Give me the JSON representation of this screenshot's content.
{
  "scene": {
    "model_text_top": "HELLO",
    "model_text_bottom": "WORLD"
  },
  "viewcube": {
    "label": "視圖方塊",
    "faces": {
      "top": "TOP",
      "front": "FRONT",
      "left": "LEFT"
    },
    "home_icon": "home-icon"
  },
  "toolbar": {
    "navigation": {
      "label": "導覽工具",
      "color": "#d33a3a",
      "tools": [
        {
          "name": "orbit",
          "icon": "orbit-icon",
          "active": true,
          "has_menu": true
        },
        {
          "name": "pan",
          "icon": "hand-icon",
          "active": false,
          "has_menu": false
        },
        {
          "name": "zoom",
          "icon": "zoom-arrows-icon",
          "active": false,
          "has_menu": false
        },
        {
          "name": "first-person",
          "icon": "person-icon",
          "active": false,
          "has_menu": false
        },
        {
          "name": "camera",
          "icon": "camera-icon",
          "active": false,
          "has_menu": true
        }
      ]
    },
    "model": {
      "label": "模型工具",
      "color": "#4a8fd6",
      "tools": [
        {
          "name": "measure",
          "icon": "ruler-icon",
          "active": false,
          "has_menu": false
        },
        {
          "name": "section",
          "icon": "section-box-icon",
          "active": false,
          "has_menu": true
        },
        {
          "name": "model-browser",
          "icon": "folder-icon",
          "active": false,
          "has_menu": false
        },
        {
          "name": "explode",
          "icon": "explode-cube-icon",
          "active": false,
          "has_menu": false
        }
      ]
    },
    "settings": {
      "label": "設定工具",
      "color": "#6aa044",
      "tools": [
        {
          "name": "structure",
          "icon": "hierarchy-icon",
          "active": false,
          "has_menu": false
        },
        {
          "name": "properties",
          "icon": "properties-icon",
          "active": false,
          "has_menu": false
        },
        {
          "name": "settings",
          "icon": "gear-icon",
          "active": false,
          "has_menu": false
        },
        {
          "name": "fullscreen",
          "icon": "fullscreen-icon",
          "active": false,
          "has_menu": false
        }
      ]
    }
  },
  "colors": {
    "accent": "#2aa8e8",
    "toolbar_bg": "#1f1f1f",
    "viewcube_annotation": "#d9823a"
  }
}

______________________________

Problem details
Search the lines above for the string "properties" and copy each line that has it.

Exercise solution
          "name": "properties",
          "icon": "properties-icon",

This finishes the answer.